# AIM
Only lines with the string "Parse" matter here; gather them from the material below.

==============================

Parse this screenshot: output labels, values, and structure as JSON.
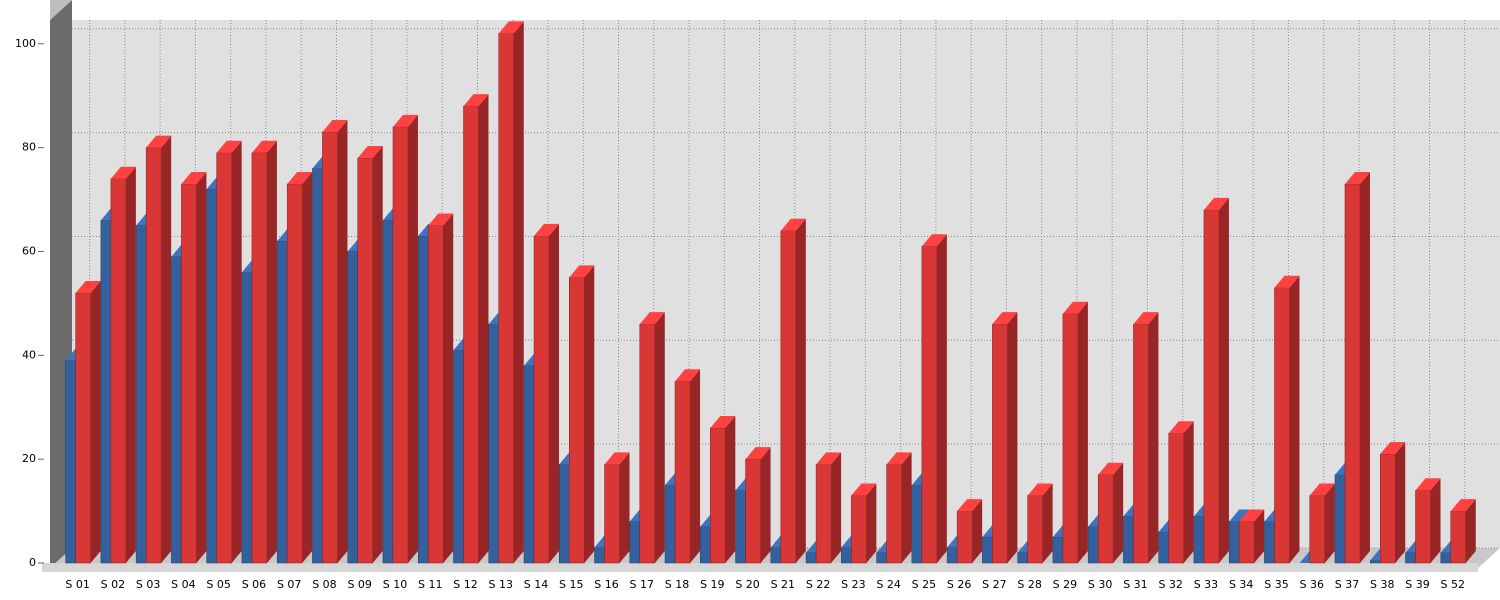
{
  "chart_data": {
    "type": "bar3d",
    "categories": [
      "S 01",
      "S 02",
      "S 03",
      "S 04",
      "S 05",
      "S 06",
      "S 07",
      "S 08",
      "S 09",
      "S 10",
      "S 11",
      "S 12",
      "S 13",
      "S 14",
      "S 15",
      "S 16",
      "S 17",
      "S 18",
      "S 19",
      "S 20",
      "S 21",
      "S 22",
      "S 23",
      "S 24",
      "S 25",
      "S 26",
      "S 27",
      "S 28",
      "S 29",
      "S 30",
      "S 31",
      "S 32",
      "S 33",
      "S 34",
      "S 35",
      "S 36",
      "S 37",
      "S 38",
      "S 39",
      "S 52"
    ],
    "series": [
      {
        "color": "#35609e",
        "values": [
          39,
          66,
          65,
          59,
          72,
          56,
          62,
          76,
          60,
          66,
          63,
          41,
          46,
          38,
          19,
          3,
          8,
          15,
          7,
          14,
          3,
          2,
          3,
          2,
          15,
          3,
          5,
          2,
          5,
          7,
          9,
          6,
          9,
          8,
          8,
          0,
          17,
          0.5,
          2,
          2
        ]
      },
      {
        "color": "#d93636",
        "values": [
          52,
          74,
          80,
          73,
          79,
          79,
          73,
          83,
          78,
          84,
          65,
          88,
          102,
          63,
          55,
          19,
          46,
          35,
          26,
          20,
          64,
          19,
          13,
          19,
          61,
          10,
          46,
          13,
          48,
          17,
          46,
          25,
          68,
          8,
          53,
          13,
          73,
          21,
          14,
          10
        ]
      }
    ],
    "ylim": [
      0,
      104
    ],
    "yticks": [
      0,
      20,
      40,
      60,
      80,
      100
    ],
    "grid": true
  }
}
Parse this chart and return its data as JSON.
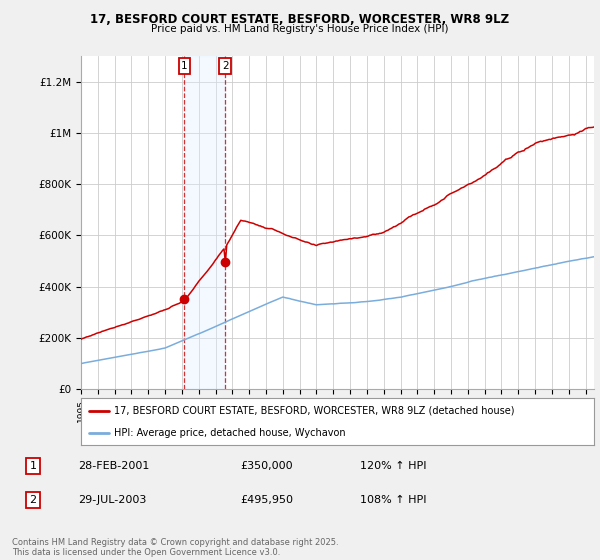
{
  "title": "17, BESFORD COURT ESTATE, BESFORD, WORCESTER, WR8 9LZ",
  "subtitle": "Price paid vs. HM Land Registry's House Price Index (HPI)",
  "ylabel_ticks": [
    "£0",
    "£200K",
    "£400K",
    "£600K",
    "£800K",
    "£1M",
    "£1.2M"
  ],
  "ylim": [
    0,
    1300000
  ],
  "xlim_start": 1995.0,
  "xlim_end": 2025.5,
  "red_line_label": "17, BESFORD COURT ESTATE, BESFORD, WORCESTER, WR8 9LZ (detached house)",
  "blue_line_label": "HPI: Average price, detached house, Wychavon",
  "transaction1_date": "28-FEB-2001",
  "transaction1_price": "£350,000",
  "transaction1_hpi": "120% ↑ HPI",
  "transaction1_x": 2001.15,
  "transaction1_y": 350000,
  "transaction2_date": "29-JUL-2003",
  "transaction2_price": "£495,950",
  "transaction2_hpi": "108% ↑ HPI",
  "transaction2_x": 2003.57,
  "transaction2_y": 495950,
  "footer": "Contains HM Land Registry data © Crown copyright and database right 2025.\nThis data is licensed under the Open Government Licence v3.0.",
  "background_color": "#f0f0f0",
  "plot_bg_color": "#ffffff",
  "grid_color": "#cccccc",
  "red_color": "#cc0000",
  "blue_color": "#7aaddc",
  "shade_color": "#ddeeff",
  "vline_color": "#cc0000",
  "box_color": "#cc0000"
}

==============================

# FINAL ANSWER
Parse this screenshot: output labels, values, and structure as JSON.
Parse this chart and return its data as JSON.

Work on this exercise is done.